— BEGIN —

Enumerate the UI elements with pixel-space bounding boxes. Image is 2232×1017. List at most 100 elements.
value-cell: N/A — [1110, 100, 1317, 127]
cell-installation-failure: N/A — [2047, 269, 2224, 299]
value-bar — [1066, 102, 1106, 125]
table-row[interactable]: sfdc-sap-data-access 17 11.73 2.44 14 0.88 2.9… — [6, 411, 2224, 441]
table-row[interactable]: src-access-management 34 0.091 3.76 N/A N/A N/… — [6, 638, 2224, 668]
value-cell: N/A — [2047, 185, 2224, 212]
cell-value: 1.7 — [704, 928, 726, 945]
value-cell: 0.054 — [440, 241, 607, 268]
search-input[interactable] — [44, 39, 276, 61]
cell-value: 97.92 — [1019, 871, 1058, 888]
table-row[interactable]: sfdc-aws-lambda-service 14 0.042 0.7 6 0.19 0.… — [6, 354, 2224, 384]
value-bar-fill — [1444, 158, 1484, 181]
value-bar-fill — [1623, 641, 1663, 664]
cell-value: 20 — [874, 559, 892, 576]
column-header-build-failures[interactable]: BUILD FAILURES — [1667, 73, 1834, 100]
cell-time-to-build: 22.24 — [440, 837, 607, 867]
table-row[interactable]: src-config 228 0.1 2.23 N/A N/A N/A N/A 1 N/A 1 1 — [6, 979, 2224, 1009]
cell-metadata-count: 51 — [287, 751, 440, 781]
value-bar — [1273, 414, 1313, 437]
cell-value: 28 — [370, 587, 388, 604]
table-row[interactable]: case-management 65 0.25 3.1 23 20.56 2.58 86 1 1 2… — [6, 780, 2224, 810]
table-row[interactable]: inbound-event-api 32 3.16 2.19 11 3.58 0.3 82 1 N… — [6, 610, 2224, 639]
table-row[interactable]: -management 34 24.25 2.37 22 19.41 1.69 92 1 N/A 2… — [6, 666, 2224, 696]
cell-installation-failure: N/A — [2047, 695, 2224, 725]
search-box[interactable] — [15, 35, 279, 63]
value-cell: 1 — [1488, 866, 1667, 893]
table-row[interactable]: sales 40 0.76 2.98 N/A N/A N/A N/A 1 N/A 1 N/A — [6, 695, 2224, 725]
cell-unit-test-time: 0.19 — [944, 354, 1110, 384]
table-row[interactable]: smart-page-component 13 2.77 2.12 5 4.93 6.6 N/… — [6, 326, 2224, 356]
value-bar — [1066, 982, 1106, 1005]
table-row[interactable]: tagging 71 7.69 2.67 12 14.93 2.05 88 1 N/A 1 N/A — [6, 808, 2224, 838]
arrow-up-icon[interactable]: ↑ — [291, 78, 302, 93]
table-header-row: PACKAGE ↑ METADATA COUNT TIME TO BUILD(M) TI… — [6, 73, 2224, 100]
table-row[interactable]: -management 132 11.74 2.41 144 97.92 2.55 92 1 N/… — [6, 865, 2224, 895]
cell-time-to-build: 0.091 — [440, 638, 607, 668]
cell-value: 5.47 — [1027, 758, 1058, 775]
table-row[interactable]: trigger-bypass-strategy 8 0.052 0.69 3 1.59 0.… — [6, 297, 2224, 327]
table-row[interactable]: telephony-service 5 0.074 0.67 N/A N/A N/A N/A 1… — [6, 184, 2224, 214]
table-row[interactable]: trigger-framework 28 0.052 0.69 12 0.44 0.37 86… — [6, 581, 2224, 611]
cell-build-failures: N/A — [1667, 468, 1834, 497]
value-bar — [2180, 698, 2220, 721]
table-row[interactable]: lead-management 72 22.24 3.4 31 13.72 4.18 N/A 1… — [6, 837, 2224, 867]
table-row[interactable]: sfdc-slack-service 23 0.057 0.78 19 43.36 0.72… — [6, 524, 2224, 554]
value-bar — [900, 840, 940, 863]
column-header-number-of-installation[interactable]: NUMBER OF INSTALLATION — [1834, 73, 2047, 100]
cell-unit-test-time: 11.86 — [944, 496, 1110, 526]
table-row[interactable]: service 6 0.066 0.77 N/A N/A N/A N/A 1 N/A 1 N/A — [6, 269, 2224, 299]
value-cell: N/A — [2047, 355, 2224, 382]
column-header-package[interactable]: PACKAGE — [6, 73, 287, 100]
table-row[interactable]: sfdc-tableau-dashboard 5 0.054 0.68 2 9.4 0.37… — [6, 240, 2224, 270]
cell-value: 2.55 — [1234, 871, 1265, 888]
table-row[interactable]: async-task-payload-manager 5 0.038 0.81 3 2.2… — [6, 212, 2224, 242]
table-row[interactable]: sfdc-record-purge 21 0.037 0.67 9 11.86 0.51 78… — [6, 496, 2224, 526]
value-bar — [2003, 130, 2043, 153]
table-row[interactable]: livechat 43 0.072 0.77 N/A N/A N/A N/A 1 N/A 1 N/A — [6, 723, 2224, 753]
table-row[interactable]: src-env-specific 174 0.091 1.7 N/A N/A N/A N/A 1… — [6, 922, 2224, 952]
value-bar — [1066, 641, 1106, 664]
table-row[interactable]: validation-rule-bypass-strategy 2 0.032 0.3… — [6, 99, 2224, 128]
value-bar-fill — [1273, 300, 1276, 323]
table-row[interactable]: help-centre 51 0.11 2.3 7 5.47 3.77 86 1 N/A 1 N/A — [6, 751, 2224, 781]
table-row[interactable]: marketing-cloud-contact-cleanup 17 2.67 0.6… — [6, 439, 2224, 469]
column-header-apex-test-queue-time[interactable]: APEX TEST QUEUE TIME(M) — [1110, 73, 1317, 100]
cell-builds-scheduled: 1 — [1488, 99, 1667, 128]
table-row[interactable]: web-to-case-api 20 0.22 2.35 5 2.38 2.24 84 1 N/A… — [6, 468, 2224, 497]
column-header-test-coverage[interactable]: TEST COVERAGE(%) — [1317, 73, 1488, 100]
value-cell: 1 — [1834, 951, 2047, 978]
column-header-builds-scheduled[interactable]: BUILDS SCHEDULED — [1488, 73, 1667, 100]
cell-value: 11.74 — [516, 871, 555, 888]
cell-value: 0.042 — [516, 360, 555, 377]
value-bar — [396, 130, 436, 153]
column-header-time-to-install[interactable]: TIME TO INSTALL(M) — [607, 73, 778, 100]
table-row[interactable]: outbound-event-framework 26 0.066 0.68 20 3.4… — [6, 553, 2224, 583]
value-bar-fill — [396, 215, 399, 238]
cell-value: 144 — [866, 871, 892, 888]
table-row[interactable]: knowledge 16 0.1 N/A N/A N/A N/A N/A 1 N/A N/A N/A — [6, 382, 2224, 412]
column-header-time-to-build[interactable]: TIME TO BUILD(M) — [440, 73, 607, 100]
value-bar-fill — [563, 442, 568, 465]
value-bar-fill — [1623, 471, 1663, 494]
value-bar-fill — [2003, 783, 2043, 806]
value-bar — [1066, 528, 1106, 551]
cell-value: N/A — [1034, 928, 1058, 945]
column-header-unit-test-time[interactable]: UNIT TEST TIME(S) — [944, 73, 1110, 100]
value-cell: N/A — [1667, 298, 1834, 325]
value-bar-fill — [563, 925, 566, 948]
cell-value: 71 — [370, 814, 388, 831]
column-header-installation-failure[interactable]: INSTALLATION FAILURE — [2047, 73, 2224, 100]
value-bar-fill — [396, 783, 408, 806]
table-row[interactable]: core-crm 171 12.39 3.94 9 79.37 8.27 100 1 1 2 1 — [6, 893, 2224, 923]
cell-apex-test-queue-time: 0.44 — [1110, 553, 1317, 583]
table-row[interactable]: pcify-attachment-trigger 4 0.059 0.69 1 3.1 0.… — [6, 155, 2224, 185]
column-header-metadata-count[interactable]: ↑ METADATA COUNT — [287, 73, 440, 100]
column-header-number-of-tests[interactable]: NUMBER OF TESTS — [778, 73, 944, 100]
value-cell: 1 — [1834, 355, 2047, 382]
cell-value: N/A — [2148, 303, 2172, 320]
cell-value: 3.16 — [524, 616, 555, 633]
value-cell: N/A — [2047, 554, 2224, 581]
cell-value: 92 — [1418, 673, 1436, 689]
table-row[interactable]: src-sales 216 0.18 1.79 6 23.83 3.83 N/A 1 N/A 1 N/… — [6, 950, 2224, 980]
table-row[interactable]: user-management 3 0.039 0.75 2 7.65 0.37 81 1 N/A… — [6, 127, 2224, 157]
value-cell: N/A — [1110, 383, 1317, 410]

— END —

Exercise task ->
Update the entries from the first line through the line holding "cell-value: 28 — [370, 587, 388, 604]", inclusive: change every "table-row" to "data-row" and leave everything else as it is.

Exercise answer ->
Enumerate the UI elements with pixel-space bounding boxes. Image is 2232×1017. List at most 100 elements.
value-cell: N/A — [1110, 100, 1317, 127]
cell-installation-failure: N/A — [2047, 269, 2224, 299]
value-bar — [1066, 102, 1106, 125]
data-row[interactable]: sfdc-sap-data-access 17 11.73 2.44 14 0.88 2.9… — [6, 411, 2224, 441]
data-row[interactable]: src-access-management 34 0.091 3.76 N/A N/A N/… — [6, 638, 2224, 668]
value-cell: N/A — [2047, 185, 2224, 212]
cell-value: 1.7 — [704, 928, 726, 945]
value-cell: 0.054 — [440, 241, 607, 268]
search-input[interactable] — [44, 39, 276, 61]
cell-value: 97.92 — [1019, 871, 1058, 888]
data-row[interactable]: sfdc-aws-lambda-service 14 0.042 0.7 6 0.19 0.… — [6, 354, 2224, 384]
value-bar-fill — [1444, 158, 1484, 181]
value-bar-fill — [1623, 641, 1663, 664]
cell-value: 20 — [874, 559, 892, 576]
column-header-build-failures[interactable]: BUILD FAILURES — [1667, 73, 1834, 100]
cell-time-to-build: 22.24 — [440, 837, 607, 867]
data-row[interactable]: src-config 228 0.1 2.23 N/A N/A N/A N/A 1 N/A 1 1 — [6, 979, 2224, 1009]
cell-metadata-count: 51 — [287, 751, 440, 781]
value-bar — [1273, 414, 1313, 437]
cell-value: 28 — [370, 587, 388, 604]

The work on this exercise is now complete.